TASK TO COMPLETE: Locate the word "Nachweis" in the entries below, then gather every line that holds it.

TASK MATERIAL:

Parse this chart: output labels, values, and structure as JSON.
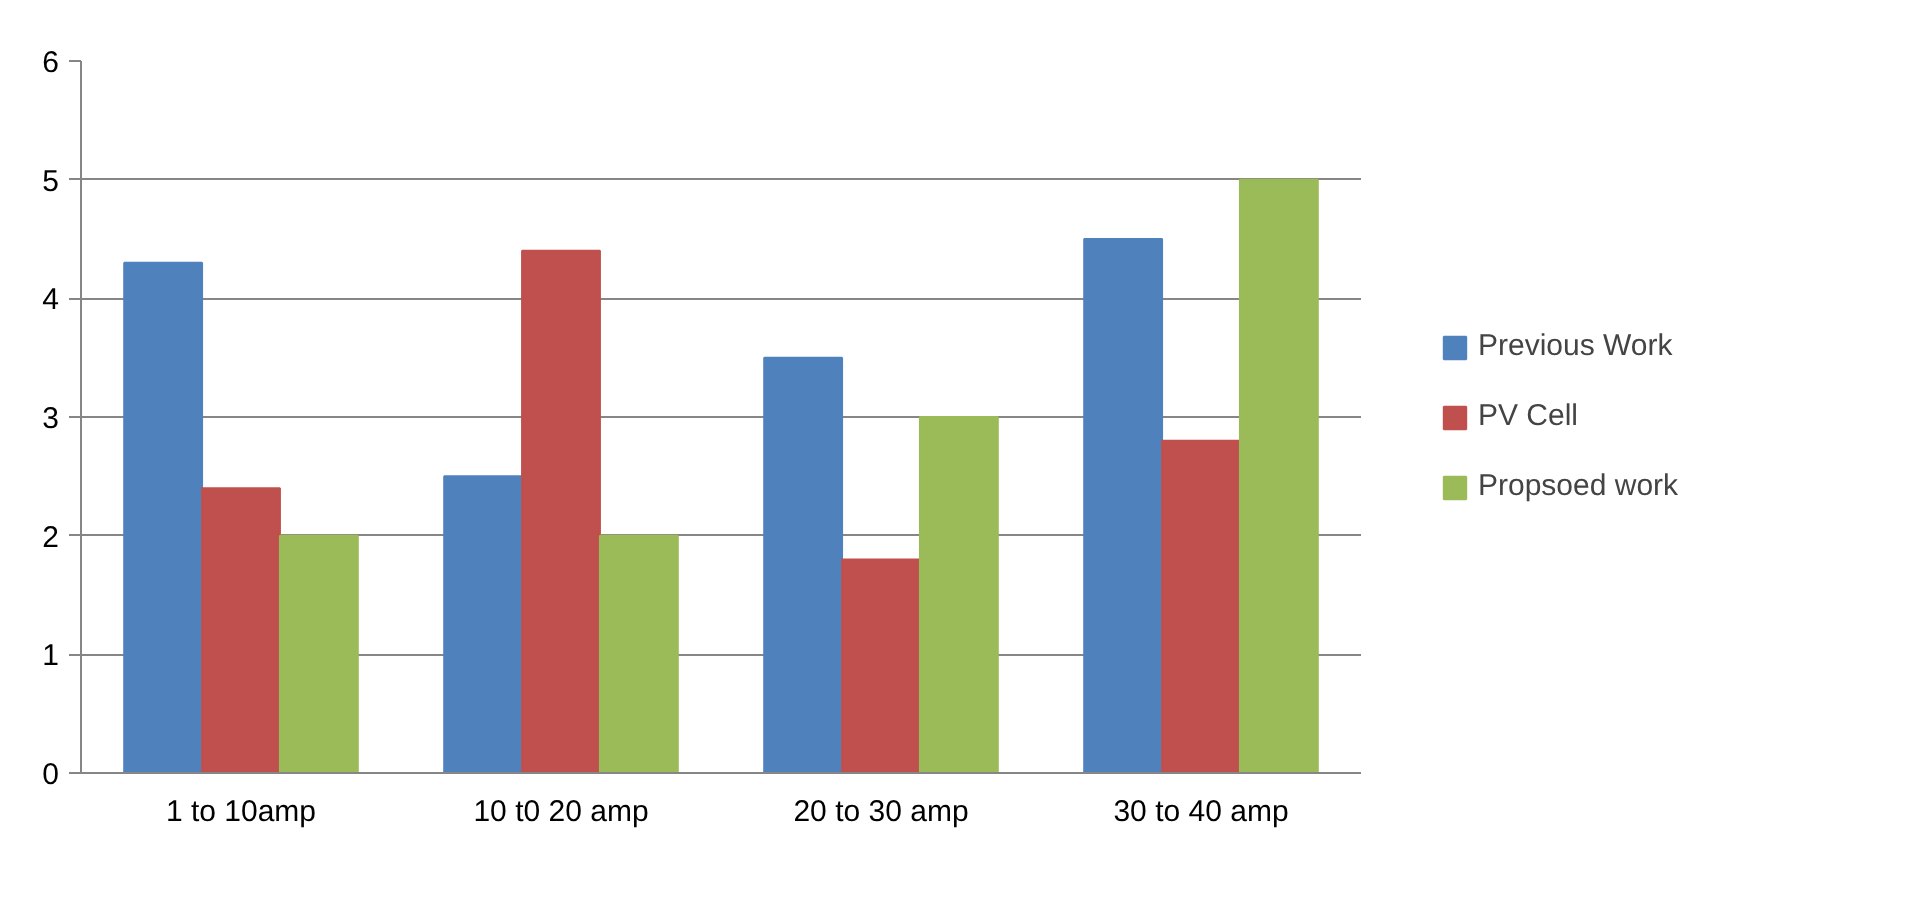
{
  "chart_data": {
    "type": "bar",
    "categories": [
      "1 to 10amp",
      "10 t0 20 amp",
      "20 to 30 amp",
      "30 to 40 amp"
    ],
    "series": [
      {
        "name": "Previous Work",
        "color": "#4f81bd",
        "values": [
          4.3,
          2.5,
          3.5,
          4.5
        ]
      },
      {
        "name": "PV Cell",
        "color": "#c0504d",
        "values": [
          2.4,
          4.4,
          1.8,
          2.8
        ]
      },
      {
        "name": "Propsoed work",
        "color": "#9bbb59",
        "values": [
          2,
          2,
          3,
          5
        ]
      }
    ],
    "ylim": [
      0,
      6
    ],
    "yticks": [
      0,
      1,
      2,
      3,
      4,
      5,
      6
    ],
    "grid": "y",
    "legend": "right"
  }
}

---

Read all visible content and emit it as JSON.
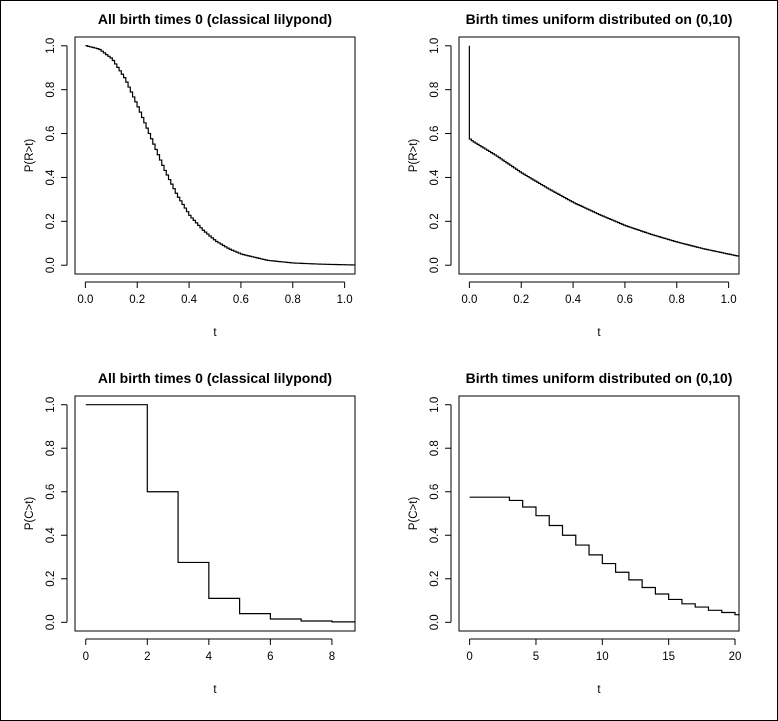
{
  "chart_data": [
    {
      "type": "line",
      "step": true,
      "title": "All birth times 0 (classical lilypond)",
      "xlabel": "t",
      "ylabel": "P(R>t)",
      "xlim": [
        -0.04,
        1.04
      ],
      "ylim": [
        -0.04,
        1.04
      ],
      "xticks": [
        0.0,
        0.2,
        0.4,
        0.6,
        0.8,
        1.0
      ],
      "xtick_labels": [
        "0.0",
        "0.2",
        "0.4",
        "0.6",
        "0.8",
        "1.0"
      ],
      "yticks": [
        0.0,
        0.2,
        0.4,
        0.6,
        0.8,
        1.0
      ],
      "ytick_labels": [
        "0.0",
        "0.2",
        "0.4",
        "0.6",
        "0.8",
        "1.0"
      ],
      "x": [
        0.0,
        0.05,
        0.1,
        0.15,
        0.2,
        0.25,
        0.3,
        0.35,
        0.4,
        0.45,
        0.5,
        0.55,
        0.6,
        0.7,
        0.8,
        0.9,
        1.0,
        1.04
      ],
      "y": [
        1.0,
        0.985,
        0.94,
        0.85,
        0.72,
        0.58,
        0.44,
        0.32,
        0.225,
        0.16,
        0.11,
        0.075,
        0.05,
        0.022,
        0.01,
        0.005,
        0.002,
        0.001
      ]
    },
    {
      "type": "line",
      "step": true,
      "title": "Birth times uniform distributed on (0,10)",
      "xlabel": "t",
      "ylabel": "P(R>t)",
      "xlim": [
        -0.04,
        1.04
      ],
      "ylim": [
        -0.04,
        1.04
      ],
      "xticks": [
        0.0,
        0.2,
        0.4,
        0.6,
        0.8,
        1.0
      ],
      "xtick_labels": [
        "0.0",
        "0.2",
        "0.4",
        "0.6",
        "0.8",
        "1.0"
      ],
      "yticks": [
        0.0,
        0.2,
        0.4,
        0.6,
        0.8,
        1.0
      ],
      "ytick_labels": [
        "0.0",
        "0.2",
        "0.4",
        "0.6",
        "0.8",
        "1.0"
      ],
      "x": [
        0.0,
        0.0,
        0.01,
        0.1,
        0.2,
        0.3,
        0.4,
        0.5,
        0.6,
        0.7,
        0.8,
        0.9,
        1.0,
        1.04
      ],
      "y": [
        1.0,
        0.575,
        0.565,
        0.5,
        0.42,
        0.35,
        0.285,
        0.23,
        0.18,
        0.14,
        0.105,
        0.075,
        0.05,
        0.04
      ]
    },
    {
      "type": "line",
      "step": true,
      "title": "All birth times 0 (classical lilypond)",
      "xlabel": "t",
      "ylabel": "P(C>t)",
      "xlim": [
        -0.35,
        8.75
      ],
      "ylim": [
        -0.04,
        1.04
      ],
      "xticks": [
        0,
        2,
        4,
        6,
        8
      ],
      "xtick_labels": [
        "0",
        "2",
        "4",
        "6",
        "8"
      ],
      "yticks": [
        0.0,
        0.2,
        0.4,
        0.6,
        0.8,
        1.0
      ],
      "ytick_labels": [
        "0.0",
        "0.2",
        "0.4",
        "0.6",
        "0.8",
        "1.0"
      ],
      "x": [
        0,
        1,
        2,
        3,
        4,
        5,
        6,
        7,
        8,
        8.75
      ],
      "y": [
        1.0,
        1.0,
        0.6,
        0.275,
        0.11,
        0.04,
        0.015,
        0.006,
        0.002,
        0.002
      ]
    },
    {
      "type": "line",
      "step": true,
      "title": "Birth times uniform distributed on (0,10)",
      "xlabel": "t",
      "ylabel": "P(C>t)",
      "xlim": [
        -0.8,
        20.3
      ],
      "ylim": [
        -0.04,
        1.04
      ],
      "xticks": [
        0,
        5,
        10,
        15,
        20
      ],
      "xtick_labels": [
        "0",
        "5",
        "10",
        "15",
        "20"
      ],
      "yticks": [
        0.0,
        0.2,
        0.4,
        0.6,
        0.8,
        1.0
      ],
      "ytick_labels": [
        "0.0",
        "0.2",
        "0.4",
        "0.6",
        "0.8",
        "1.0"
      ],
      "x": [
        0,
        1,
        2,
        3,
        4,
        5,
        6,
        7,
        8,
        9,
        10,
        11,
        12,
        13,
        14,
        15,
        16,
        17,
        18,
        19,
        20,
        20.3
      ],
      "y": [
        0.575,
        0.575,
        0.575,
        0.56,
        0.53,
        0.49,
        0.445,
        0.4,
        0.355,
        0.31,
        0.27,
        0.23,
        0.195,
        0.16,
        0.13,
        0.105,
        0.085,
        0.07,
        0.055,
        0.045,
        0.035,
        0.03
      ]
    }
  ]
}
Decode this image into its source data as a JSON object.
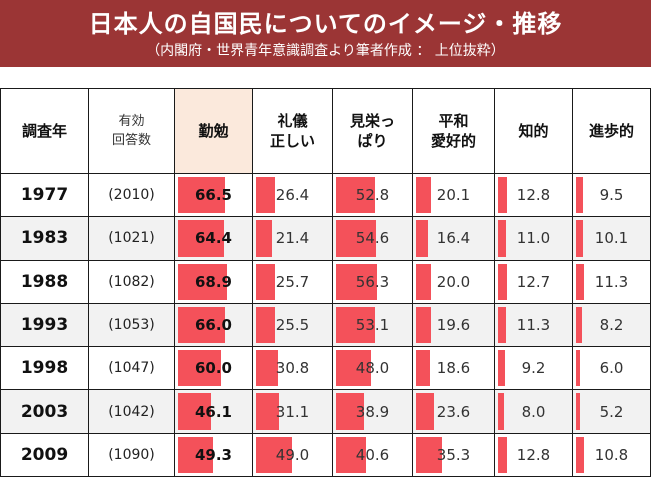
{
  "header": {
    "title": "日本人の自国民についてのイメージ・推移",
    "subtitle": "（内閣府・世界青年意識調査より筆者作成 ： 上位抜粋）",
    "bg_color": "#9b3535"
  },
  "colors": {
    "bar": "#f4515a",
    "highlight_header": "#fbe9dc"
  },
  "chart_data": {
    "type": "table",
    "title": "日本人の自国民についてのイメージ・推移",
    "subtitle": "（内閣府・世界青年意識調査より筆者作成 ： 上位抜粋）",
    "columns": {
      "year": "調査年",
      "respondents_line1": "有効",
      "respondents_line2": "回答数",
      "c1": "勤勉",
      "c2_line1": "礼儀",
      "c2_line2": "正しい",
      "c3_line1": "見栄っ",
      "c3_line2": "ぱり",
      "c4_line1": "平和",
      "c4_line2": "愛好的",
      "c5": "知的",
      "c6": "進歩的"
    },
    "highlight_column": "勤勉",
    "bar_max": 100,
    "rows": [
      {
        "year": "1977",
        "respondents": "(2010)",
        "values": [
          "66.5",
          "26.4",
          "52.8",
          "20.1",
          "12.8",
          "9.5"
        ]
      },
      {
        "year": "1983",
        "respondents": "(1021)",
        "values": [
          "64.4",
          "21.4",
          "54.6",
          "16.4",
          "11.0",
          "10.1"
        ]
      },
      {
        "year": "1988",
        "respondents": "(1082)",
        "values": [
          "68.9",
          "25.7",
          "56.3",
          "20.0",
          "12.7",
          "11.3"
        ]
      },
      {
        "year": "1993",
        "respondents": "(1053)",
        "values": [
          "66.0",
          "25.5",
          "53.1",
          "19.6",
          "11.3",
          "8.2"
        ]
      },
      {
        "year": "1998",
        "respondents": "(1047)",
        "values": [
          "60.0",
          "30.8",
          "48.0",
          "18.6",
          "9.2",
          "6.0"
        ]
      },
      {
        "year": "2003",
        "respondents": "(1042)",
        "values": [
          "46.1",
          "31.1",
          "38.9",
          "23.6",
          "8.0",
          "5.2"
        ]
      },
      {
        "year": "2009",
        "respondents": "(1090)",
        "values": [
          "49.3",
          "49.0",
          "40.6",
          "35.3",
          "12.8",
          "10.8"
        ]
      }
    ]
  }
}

* * *

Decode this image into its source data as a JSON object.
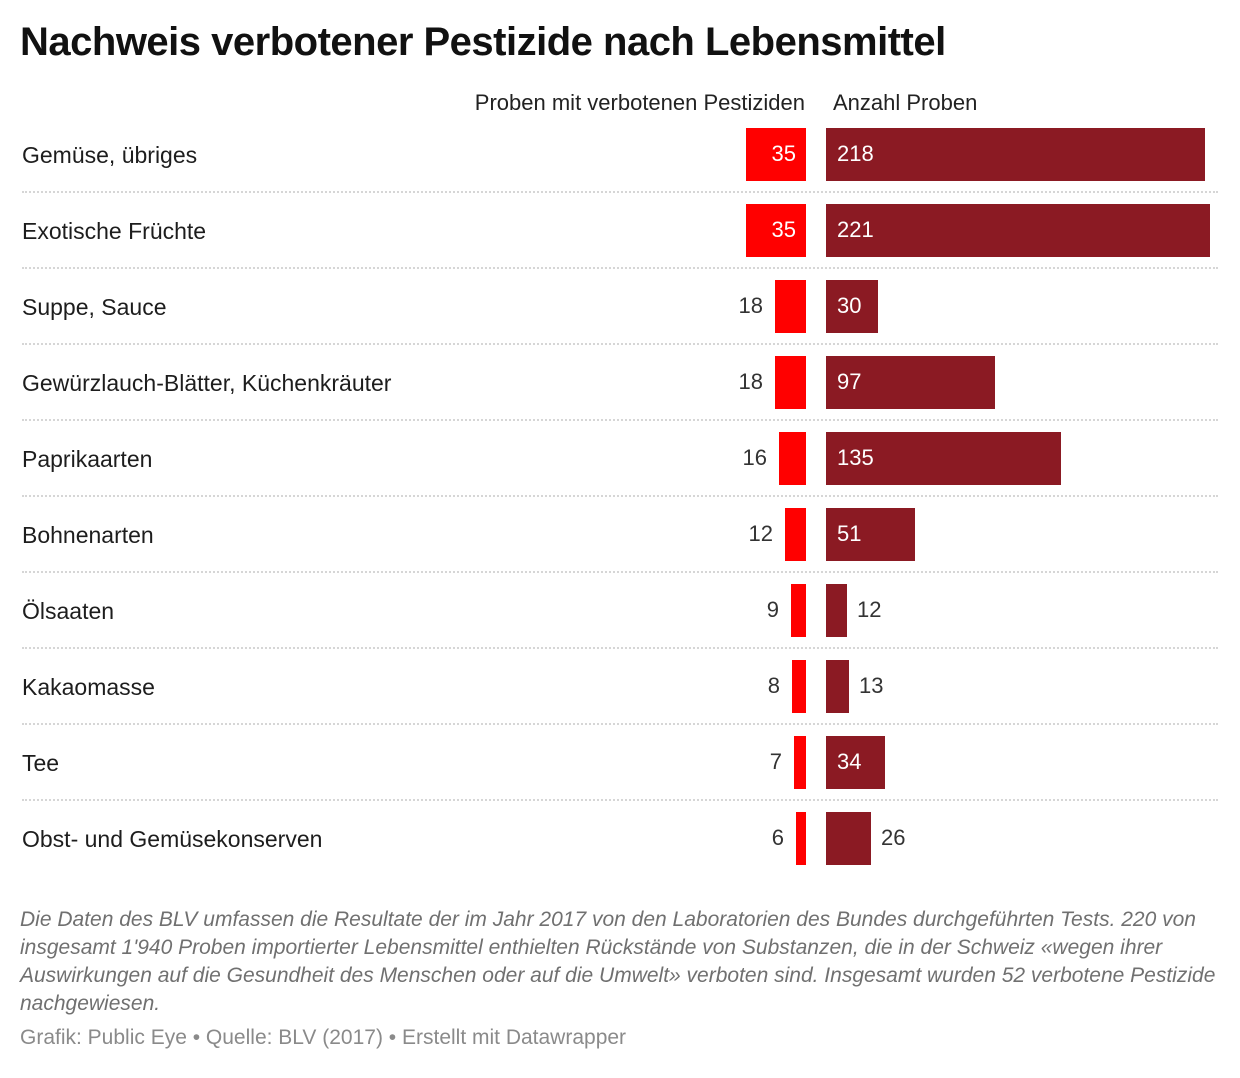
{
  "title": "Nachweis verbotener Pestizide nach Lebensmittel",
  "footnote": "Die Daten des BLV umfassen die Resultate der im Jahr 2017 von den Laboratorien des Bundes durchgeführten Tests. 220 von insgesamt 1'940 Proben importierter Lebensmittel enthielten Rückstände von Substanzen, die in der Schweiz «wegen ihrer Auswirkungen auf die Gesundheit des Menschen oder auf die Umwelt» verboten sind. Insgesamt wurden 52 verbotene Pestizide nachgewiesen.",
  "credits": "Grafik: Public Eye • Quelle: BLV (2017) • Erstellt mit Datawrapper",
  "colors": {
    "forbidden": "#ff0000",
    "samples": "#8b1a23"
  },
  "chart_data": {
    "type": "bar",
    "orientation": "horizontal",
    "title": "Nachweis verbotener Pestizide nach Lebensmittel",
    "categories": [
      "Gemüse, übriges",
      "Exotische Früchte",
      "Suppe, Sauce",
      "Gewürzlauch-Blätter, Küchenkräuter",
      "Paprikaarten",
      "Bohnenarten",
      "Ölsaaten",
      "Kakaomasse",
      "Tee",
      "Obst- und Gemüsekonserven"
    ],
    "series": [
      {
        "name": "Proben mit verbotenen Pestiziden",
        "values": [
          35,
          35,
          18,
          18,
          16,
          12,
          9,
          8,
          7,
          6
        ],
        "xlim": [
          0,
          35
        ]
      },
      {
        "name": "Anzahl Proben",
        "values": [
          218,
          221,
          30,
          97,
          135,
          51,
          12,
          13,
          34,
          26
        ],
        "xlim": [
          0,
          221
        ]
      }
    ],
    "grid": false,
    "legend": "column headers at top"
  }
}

ANSWER TO THE TASK:
  "title": "Nachweis verbotener Pestizide nach Lebensmittel",
    "title": "Nachweis verbotener Pestizide nach Lebensmittel",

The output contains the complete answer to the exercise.